Problem: Retype all of the data word for word, without pictures.

The data:
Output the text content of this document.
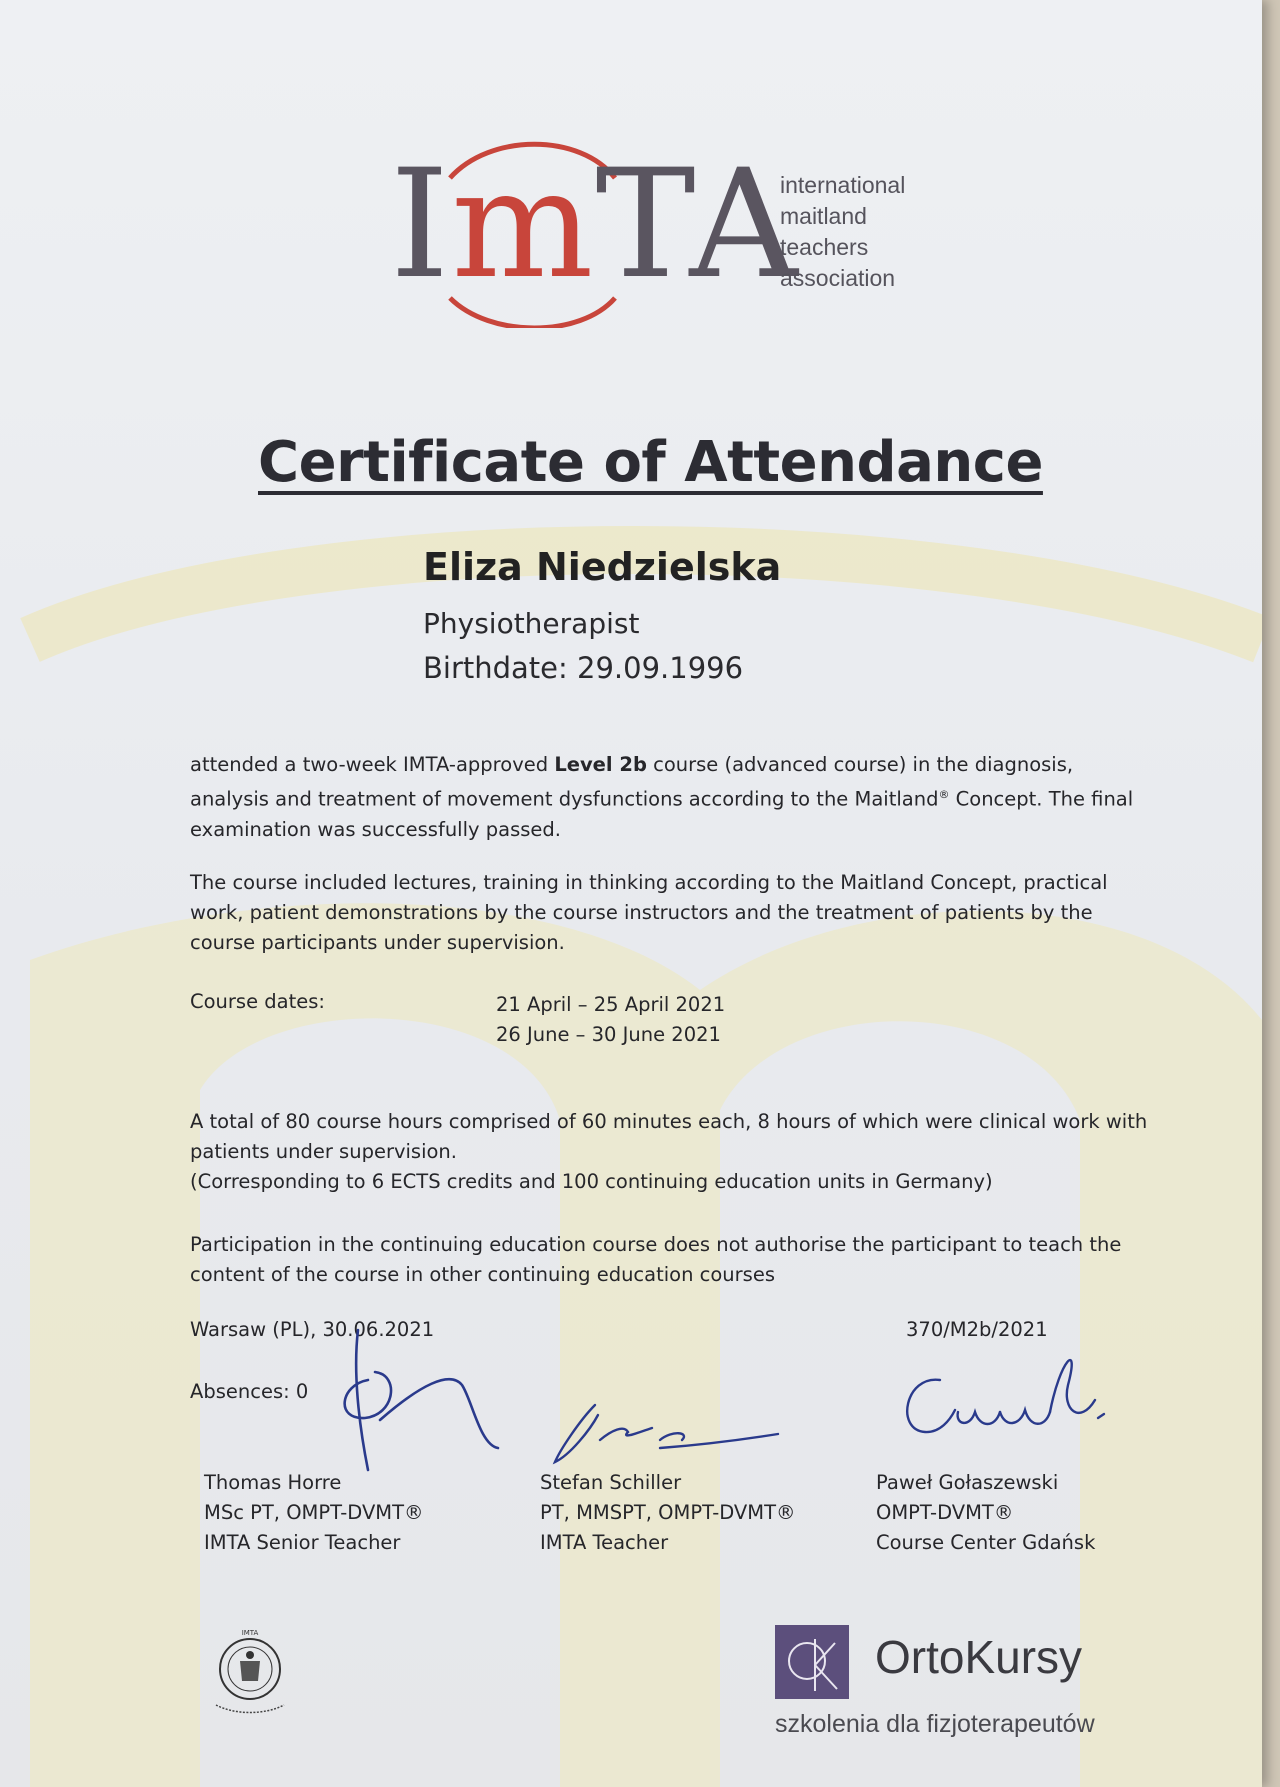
ImTA
international
maitland
teachers
association
Certificate of Attendance
Eliza Niedzielska
Physiotherapist
Birthdate: 29.09.1996

attended a two-week IMTA-approved Level 2b course (advanced course) in the diagnosis, analysis and treatment of movement dysfunctions according to the Maitland® Concept. The final examination was successfully passed.

The course included lectures, training in thinking according to the Maitland Concept, practical work, patient demonstrations by the course instructors and the treatment of patients by the course participants under supervision.

Course dates:	21 April – 25 April 2021
26 June – 30 June 2021
A total of 80 course hours comprised of 60 minutes each, 8 hours of which were clinical work with patients under supervision.
(Corresponding to 6 ECTS credits and 100 continuing education units in Germany)

Participation in the continuing education course does not authorise the participant to teach the content of the course in other continuing education courses

Warsaw (PL), 30.06.2021	370/M2b/2021
Absences: 0
Thomas Horre
MSc PT, OMPT-DVMT®
IMTA Senior Teacher
Stefan Schiller
PT, MMSPT, OMPT-DVMT®
IMTA Teacher
Paweł Gołaszewski
OMPT-DVMT®
Course Center Gdańsk
IMTA	OrtoKursy
szkolenia dla fizjoterapeutów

Result of the exercise:
Output the text content of this document.
ImTA
international
maitland
teachers
association
Certificate of Attendance
Eliza Niedzielska
Physiotherapist
Birthdate: 29.09.1996

attended a two-week IMTA-approved Level 2b course (advanced course) in the diagnosis, analysis and treatment of movement dysfunctions according to the Maitland® Concept. The final examination was successfully passed.

The course included lectures, training in thinking according to the Maitland Concept, practical work, patient demonstrations by the course instructors and the treatment of patients by the course participants under supervision.

Course dates:	21 April – 25 April 2021
26 June – 30 June 2021
A total of 80 course hours comprised of 60 minutes each, 8 hours of which were clinical work with patients under supervision.
(Corresponding to 6 ECTS credits and 100 continuing education units in Germany)

Participation in the continuing education course does not authorise the participant to teach the content of the course in other continuing education courses

Warsaw (PL), 30.06.2021	370/M2b/2021
Absences: 0
Thomas Horre
MSc PT, OMPT-DVMT®
IMTA Senior Teacher
Stefan Schiller
PT, MMSPT, OMPT-DVMT®
IMTA Teacher
Paweł Gołaszewski
OMPT-DVMT®
Course Center Gdańsk
IMTA	OrtoKursy
szkolenia dla fizjoterapeutów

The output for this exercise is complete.